** Begin Data entries **

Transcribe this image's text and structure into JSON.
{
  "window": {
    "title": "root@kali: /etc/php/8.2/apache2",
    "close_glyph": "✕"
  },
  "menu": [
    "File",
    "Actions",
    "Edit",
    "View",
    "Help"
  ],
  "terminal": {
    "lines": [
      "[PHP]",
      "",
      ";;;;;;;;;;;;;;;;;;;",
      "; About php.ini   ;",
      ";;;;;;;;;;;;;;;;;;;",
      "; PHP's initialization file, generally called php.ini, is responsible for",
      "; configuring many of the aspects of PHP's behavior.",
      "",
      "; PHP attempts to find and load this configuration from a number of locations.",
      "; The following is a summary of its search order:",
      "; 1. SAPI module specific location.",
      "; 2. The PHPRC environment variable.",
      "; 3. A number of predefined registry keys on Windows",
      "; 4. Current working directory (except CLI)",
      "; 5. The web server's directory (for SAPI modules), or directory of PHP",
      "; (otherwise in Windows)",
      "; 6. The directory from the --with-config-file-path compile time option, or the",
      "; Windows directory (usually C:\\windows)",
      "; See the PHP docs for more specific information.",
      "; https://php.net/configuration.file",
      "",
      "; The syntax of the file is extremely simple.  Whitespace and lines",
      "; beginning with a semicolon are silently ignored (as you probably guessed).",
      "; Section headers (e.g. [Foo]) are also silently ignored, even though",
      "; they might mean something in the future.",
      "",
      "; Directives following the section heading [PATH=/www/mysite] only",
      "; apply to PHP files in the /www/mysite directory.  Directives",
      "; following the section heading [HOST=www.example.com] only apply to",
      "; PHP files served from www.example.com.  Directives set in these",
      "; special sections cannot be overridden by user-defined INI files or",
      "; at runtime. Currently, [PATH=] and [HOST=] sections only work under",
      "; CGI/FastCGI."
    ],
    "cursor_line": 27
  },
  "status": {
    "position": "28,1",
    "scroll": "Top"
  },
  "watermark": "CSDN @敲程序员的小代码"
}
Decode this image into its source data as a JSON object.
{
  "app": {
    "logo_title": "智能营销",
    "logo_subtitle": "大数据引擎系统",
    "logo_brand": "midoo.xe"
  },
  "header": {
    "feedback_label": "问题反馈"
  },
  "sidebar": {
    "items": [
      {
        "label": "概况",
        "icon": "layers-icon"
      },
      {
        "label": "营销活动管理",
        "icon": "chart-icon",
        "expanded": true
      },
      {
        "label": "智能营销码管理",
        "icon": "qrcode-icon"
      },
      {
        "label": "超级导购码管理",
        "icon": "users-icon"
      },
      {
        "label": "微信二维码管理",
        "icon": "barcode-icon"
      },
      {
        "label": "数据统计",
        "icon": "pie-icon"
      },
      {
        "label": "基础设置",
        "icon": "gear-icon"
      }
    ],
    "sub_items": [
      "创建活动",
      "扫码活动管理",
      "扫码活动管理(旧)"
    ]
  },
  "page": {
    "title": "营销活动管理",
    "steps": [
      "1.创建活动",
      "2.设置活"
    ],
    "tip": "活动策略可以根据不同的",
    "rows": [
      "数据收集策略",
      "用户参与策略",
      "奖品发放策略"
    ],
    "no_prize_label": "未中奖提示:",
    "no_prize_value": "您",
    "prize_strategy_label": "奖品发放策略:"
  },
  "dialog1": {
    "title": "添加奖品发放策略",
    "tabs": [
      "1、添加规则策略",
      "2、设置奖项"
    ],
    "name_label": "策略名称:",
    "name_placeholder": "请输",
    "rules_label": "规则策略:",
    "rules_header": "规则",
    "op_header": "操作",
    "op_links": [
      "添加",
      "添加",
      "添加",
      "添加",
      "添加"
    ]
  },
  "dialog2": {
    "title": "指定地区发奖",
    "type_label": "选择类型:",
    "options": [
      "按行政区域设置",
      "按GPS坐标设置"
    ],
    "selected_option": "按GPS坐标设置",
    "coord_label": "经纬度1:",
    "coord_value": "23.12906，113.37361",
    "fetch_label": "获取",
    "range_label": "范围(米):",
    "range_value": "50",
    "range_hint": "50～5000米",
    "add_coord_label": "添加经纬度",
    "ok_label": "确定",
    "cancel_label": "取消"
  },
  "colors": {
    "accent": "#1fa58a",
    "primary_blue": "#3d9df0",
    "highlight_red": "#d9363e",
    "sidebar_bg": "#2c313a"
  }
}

** End Data entries **

- **Directions for this task**
Take the data above and return it exactly.

- **Correct output**
Transcribe this image's text and structure into JSON.
{
  "window": {
    "title": "root@kali: /etc/php/8.2/apache2",
    "close_glyph": "✕"
  },
  "menu": [
    "File",
    "Actions",
    "Edit",
    "View",
    "Help"
  ],
  "terminal": {
    "lines": [
      "[PHP]",
      "",
      ";;;;;;;;;;;;;;;;;;;",
      "; About php.ini   ;",
      ";;;;;;;;;;;;;;;;;;;",
      "; PHP's initialization file, generally called php.ini, is responsible for",
      "; configuring many of the aspects of PHP's behavior.",
      "",
      "; PHP attempts to find and load this configuration from a number of locations.",
      "; The following is a summary of its search order:",
      "; 1. SAPI module specific location.",
      "; 2. The PHPRC environment variable.",
      "; 3. A number of predefined registry keys on Windows",
      "; 4. Current working directory (except CLI)",
      "; 5. The web server's directory (for SAPI modules), or directory of PHP",
      "; (otherwise in Windows)",
      "; 6. The directory from the --with-config-file-path compile time option, or the",
      "; Windows directory (usually C:\\windows)",
      "; See the PHP docs for more specific information.",
      "; https://php.net/configuration.file",
      "",
      "; The syntax of the file is extremely simple.  Whitespace and lines",
      "; beginning with a semicolon are silently ignored (as you probably guessed).",
      "; Section headers (e.g. [Foo]) are also silently ignored, even though",
      "; they might mean something in the future.",
      "",
      "; Directives following the section heading [PATH=/www/mysite] only",
      "; apply to PHP files in the /www/mysite directory.  Directives",
      "; following the section heading [HOST=www.example.com] only apply to",
      "; PHP files served from www.example.com.  Directives set in these",
      "; special sections cannot be overridden by user-defined INI files or",
      "; at runtime. Currently, [PATH=] and [HOST=] sections only work under",
      "; CGI/FastCGI."
    ],
    "cursor_line": 27
  },
  "status": {
    "position": "28,1",
    "scroll": "Top"
  },
  "watermark": "CSDN @敲程序员的小代码"
}
Decode this image into its source data as a JSON object.
{
  "app": {
    "logo_title": "智能营销",
    "logo_subtitle": "大数据引擎系统",
    "logo_brand": "midoo.xe"
  },
  "header": {
    "feedback_label": "问题反馈"
  },
  "sidebar": {
    "items": [
      {
        "label": "概况",
        "icon": "layers-icon"
      },
      {
        "label": "营销活动管理",
        "icon": "chart-icon",
        "expanded": true
      },
      {
        "label": "智能营销码管理",
        "icon": "qrcode-icon"
      },
      {
        "label": "超级导购码管理",
        "icon": "users-icon"
      },
      {
        "label": "微信二维码管理",
        "icon": "barcode-icon"
      },
      {
        "label": "数据统计",
        "icon": "pie-icon"
      },
      {
        "label": "基础设置",
        "icon": "gear-icon"
      }
    ],
    "sub_items": [
      "创建活动",
      "扫码活动管理",
      "扫码活动管理(旧)"
    ]
  },
  "page": {
    "title": "营销活动管理",
    "steps": [
      "1.创建活动",
      "2.设置活"
    ],
    "tip": "活动策略可以根据不同的",
    "rows": [
      "数据收集策略",
      "用户参与策略",
      "奖品发放策略"
    ],
    "no_prize_label": "未中奖提示:",
    "no_prize_value": "您",
    "prize_strategy_label": "奖品发放策略:"
  },
  "dialog1": {
    "title": "添加奖品发放策略",
    "tabs": [
      "1、添加规则策略",
      "2、设置奖项"
    ],
    "name_label": "策略名称:",
    "name_placeholder": "请输",
    "rules_label": "规则策略:",
    "rules_header": "规则",
    "op_header": "操作",
    "op_links": [
      "添加",
      "添加",
      "添加",
      "添加",
      "添加"
    ]
  },
  "dialog2": {
    "title": "指定地区发奖",
    "type_label": "选择类型:",
    "options": [
      "按行政区域设置",
      "按GPS坐标设置"
    ],
    "selected_option": "按GPS坐标设置",
    "coord_label": "经纬度1:",
    "coord_value": "23.12906，113.37361",
    "fetch_label": "获取",
    "range_label": "范围(米):",
    "range_value": "50",
    "range_hint": "50～5000米",
    "add_coord_label": "添加经纬度",
    "ok_label": "确定",
    "cancel_label": "取消"
  },
  "colors": {
    "accent": "#1fa58a",
    "primary_blue": "#3d9df0",
    "highlight_red": "#d9363e",
    "sidebar_bg": "#2c313a"
  }
}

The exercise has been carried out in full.